> _Written exercise_
Please give the data below again in full, exactly as it stands.

* start *

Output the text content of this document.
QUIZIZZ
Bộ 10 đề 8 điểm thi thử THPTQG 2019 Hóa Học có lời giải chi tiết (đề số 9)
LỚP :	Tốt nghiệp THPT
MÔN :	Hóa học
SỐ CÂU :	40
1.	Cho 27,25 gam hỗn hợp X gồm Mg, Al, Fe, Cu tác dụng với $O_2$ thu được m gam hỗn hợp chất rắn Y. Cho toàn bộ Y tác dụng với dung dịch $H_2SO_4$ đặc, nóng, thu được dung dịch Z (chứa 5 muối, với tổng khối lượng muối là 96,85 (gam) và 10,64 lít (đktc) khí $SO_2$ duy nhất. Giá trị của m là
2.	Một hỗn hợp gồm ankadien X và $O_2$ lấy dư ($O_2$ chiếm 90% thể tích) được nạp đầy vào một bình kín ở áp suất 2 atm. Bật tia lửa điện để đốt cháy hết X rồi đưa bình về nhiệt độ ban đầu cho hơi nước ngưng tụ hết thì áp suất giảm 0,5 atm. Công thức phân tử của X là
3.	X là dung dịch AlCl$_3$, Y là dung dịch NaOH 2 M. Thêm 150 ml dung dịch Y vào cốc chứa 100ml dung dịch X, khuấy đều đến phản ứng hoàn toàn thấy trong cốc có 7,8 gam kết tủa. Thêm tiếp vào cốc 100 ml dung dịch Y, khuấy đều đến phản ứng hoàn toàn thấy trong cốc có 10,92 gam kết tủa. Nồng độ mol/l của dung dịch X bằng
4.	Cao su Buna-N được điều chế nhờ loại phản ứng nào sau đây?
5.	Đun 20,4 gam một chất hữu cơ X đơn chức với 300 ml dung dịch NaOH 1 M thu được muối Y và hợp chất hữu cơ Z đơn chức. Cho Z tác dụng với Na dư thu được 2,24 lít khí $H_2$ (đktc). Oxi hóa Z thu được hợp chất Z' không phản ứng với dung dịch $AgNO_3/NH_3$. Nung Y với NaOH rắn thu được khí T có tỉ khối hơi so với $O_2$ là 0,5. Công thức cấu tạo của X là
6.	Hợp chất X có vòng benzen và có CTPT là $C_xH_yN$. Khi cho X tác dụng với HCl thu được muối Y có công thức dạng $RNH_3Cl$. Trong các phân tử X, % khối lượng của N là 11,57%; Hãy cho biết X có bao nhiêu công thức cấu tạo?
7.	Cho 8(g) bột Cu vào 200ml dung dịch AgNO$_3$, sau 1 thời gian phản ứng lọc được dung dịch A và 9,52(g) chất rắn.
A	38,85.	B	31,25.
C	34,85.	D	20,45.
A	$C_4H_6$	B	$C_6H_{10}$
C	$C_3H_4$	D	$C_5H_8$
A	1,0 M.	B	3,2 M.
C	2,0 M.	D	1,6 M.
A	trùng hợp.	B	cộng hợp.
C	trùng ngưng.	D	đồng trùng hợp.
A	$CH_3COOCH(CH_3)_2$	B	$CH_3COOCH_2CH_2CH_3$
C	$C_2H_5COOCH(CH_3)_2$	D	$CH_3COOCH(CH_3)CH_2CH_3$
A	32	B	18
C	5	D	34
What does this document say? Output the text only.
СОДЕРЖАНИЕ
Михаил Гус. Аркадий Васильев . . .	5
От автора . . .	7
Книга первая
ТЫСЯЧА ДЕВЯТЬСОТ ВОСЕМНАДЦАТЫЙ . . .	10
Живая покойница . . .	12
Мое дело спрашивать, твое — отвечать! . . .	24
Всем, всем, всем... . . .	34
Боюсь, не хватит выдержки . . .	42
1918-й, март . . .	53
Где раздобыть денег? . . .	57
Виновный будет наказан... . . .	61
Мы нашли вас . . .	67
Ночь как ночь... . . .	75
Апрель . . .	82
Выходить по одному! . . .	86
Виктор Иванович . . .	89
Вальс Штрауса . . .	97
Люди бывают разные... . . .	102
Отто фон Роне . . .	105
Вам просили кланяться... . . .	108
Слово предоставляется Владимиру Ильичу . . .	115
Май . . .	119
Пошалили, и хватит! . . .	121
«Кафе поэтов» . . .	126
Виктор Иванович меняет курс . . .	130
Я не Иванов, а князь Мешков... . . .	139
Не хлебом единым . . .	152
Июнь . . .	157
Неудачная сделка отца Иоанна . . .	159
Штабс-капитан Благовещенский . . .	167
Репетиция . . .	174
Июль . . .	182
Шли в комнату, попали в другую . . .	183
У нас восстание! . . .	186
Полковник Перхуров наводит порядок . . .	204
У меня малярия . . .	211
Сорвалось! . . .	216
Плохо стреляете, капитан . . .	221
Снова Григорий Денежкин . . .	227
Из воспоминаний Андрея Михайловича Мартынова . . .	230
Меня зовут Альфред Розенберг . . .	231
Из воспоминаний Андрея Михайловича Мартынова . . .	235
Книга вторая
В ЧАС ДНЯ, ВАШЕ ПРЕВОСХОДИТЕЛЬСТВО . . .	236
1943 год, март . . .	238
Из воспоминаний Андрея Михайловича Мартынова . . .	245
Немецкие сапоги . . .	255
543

* end *

> _Complete response_
Output the text content of this document.
QUIZIZZ
Bộ 10 đề 8 điểm thi thử THPTQG 2019 Hóa Học có lời giải chi tiết (đề số 9)
LỚP :	Tốt nghiệp THPT
MÔN :	Hóa học
SỐ CÂU :	40
1.	Cho 27,25 gam hỗn hợp X gồm Mg, Al, Fe, Cu tác dụng với $O_2$ thu được m gam hỗn hợp chất rắn Y. Cho toàn bộ Y tác dụng với dung dịch $H_2SO_4$ đặc, nóng, thu được dung dịch Z (chứa 5 muối, với tổng khối lượng muối là 96,85 (gam) và 10,64 lít (đktc) khí $SO_2$ duy nhất. Giá trị của m là
2.	Một hỗn hợp gồm ankadien X và $O_2$ lấy dư ($O_2$ chiếm 90% thể tích) được nạp đầy vào một bình kín ở áp suất 2 atm. Bật tia lửa điện để đốt cháy hết X rồi đưa bình về nhiệt độ ban đầu cho hơi nước ngưng tụ hết thì áp suất giảm 0,5 atm. Công thức phân tử của X là
3.	X là dung dịch AlCl$_3$, Y là dung dịch NaOH 2 M. Thêm 150 ml dung dịch Y vào cốc chứa 100ml dung dịch X, khuấy đều đến phản ứng hoàn toàn thấy trong cốc có 7,8 gam kết tủa. Thêm tiếp vào cốc 100 ml dung dịch Y, khuấy đều đến phản ứng hoàn toàn thấy trong cốc có 10,92 gam kết tủa. Nồng độ mol/l của dung dịch X bằng
4.	Cao su Buna-N được điều chế nhờ loại phản ứng nào sau đây?
5.	Đun 20,4 gam một chất hữu cơ X đơn chức với 300 ml dung dịch NaOH 1 M thu được muối Y và hợp chất hữu cơ Z đơn chức. Cho Z tác dụng với Na dư thu được 2,24 lít khí $H_2$ (đktc). Oxi hóa Z thu được hợp chất Z' không phản ứng với dung dịch $AgNO_3/NH_3$. Nung Y với NaOH rắn thu được khí T có tỉ khối hơi so với $O_2$ là 0,5. Công thức cấu tạo của X là
6.	Hợp chất X có vòng benzen và có CTPT là $C_xH_yN$. Khi cho X tác dụng với HCl thu được muối Y có công thức dạng $RNH_3Cl$. Trong các phân tử X, % khối lượng của N là 11,57%; Hãy cho biết X có bao nhiêu công thức cấu tạo?
7.	Cho 8(g) bột Cu vào 200ml dung dịch AgNO$_3$, sau 1 thời gian phản ứng lọc được dung dịch A và 9,52(g) chất rắn.
A	38,85.	B	31,25.
C	34,85.	D	20,45.
A	$C_4H_6$	B	$C_6H_{10}$
C	$C_3H_4$	D	$C_5H_8$
A	1,0 M.	B	3,2 M.
C	2,0 M.	D	1,6 M.
A	trùng hợp.	B	cộng hợp.
C	trùng ngưng.	D	đồng trùng hợp.
A	$CH_3COOCH(CH_3)_2$	B	$CH_3COOCH_2CH_2CH_3$
C	$C_2H_5COOCH(CH_3)_2$	D	$CH_3COOCH(CH_3)CH_2CH_3$
A	32	B	18
C	5	D	34
What does this document say? Output the text only.
СОДЕРЖАНИЕ
Михаил Гус. Аркадий Васильев . . .	5
От автора . . .	7
Книга первая
ТЫСЯЧА ДЕВЯТЬСОТ ВОСЕМНАДЦАТЫЙ . . .	10
Живая покойница . . .	12
Мое дело спрашивать, твое — отвечать! . . .	24
Всем, всем, всем... . . .	34
Боюсь, не хватит выдержки . . .	42
1918-й, март . . .	53
Где раздобыть денег? . . .	57
Виновный будет наказан... . . .	61
Мы нашли вас . . .	67
Ночь как ночь... . . .	75
Апрель . . .	82
Выходить по одному! . . .	86
Виктор Иванович . . .	89
Вальс Штрауса . . .	97
Люди бывают разные... . . .	102
Отто фон Роне . . .	105
Вам просили кланяться... . . .	108
Слово предоставляется Владимиру Ильичу . . .	115
Май . . .	119
Пошалили, и хватит! . . .	121
«Кафе поэтов» . . .	126
Виктор Иванович меняет курс . . .	130
Я не Иванов, а князь Мешков... . . .	139
Не хлебом единым . . .	152
Июнь . . .	157
Неудачная сделка отца Иоанна . . .	159
Штабс-капитан Благовещенский . . .	167
Репетиция . . .	174
Июль . . .	182
Шли в комнату, попали в другую . . .	183
У нас восстание! . . .	186
Полковник Перхуров наводит порядок . . .	204
У меня малярия . . .	211
Сорвалось! . . .	216
Плохо стреляете, капитан . . .	221
Снова Григорий Денежкин . . .	227
Из воспоминаний Андрея Михайловича Мартынова . . .	230
Меня зовут Альфред Розенберг . . .	231
Из воспоминаний Андрея Михайловича Мартынова . . .	235
Книга вторая
В ЧАС ДНЯ, ВАШЕ ПРЕВОСХОДИТЕЛЬСТВО . . .	236
1943 год, март . . .	238
Из воспоминаний Андрея Михайловича Мартынова . . .	245
Немецкие сапоги . . .	255
543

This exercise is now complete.